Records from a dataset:
--- BEGIN ---

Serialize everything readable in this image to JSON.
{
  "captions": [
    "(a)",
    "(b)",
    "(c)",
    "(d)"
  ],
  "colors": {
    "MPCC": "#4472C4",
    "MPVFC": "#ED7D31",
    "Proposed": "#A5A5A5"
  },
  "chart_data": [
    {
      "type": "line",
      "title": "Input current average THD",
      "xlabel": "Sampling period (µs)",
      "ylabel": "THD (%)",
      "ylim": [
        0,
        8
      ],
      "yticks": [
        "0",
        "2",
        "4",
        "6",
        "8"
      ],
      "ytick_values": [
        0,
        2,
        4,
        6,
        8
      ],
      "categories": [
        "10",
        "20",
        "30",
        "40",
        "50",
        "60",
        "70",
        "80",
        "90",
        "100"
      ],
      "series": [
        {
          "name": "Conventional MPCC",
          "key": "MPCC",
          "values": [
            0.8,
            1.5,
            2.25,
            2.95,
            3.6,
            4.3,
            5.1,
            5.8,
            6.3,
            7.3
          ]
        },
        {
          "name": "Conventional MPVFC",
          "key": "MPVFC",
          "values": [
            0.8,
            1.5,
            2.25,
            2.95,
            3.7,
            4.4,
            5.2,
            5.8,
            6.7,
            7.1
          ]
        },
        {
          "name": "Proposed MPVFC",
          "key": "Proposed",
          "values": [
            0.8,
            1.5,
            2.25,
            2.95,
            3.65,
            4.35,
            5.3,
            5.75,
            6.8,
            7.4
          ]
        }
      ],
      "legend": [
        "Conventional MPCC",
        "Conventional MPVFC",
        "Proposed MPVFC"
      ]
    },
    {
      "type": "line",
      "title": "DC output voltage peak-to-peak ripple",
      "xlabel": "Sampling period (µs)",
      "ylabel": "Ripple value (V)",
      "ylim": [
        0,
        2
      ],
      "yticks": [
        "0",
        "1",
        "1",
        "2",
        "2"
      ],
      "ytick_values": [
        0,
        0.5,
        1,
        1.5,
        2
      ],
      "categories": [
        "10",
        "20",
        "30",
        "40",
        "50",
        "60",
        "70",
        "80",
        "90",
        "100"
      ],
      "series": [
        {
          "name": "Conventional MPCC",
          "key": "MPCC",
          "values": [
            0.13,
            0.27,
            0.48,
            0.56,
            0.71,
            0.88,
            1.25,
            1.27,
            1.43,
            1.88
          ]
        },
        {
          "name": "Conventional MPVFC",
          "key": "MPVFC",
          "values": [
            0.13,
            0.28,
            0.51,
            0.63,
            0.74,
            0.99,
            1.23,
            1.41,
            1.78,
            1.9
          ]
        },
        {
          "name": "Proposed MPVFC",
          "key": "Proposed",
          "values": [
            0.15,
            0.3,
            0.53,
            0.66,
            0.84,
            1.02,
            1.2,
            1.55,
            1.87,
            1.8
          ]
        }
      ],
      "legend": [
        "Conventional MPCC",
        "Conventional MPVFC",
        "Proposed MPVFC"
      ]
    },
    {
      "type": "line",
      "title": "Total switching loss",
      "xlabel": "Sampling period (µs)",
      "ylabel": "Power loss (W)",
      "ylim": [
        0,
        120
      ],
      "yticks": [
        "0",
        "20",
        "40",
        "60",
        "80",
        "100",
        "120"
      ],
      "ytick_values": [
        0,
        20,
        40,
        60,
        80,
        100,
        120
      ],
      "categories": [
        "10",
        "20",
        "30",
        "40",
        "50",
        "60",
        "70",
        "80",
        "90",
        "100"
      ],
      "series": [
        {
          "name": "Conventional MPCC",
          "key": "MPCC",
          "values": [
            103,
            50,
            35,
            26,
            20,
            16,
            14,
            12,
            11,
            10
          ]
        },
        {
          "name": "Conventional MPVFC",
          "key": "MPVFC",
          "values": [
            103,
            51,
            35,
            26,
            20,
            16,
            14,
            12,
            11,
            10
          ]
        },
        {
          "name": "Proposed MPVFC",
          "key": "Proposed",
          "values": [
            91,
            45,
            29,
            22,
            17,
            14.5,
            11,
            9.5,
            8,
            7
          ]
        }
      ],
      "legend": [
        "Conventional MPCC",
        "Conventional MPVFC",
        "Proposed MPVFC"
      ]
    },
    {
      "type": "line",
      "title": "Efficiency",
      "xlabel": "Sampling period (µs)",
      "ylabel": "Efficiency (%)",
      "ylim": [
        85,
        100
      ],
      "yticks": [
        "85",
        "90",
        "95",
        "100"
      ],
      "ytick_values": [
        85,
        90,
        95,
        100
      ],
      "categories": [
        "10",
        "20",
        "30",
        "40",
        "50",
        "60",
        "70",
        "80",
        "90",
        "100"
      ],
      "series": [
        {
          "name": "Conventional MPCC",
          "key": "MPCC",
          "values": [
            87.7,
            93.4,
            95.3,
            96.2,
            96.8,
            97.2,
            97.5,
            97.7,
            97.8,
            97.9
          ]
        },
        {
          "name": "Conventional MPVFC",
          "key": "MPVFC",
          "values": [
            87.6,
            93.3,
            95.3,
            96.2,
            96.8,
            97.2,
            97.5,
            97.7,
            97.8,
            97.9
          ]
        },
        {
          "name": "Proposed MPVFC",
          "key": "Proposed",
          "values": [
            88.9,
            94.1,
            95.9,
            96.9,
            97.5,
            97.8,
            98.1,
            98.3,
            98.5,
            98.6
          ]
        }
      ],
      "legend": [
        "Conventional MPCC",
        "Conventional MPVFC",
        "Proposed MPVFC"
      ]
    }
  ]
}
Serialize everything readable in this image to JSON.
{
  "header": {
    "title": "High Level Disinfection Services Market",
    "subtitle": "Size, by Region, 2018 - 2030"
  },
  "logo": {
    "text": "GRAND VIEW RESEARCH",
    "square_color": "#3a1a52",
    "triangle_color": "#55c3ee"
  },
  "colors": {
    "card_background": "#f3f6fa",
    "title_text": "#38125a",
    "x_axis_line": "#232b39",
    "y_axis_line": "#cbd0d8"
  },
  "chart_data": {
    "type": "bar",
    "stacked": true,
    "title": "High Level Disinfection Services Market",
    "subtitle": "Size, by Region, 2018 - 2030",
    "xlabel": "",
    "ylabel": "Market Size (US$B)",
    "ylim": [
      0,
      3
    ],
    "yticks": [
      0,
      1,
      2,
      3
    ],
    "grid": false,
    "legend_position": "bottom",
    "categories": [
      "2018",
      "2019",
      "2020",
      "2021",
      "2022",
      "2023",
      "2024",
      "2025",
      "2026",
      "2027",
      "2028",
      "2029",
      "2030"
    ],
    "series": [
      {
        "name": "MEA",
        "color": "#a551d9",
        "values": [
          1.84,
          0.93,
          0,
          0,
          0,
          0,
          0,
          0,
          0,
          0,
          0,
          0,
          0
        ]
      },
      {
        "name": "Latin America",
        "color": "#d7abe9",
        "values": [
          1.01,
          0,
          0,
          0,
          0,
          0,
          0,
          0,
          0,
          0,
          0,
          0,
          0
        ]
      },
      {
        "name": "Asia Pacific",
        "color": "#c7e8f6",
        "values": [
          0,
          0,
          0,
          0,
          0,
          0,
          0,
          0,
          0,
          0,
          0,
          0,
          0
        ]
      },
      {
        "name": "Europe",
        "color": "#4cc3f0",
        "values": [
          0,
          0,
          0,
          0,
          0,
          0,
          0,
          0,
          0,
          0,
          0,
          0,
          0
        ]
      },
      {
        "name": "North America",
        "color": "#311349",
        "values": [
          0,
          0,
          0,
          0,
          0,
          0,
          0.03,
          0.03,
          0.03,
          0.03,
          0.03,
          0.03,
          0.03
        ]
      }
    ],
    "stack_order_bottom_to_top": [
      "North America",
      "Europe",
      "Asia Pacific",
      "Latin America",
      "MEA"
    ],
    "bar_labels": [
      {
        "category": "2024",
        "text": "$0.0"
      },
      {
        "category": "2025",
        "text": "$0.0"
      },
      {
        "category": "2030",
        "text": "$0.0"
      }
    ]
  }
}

--- END ---

§ TASK DETAILS
Pull out every line containing "Region".

§ TASK ANSWER
    "subtitle": "Size, by Region, 2018 - 2030"
    "subtitle": "Size, by Region, 2018 - 2030",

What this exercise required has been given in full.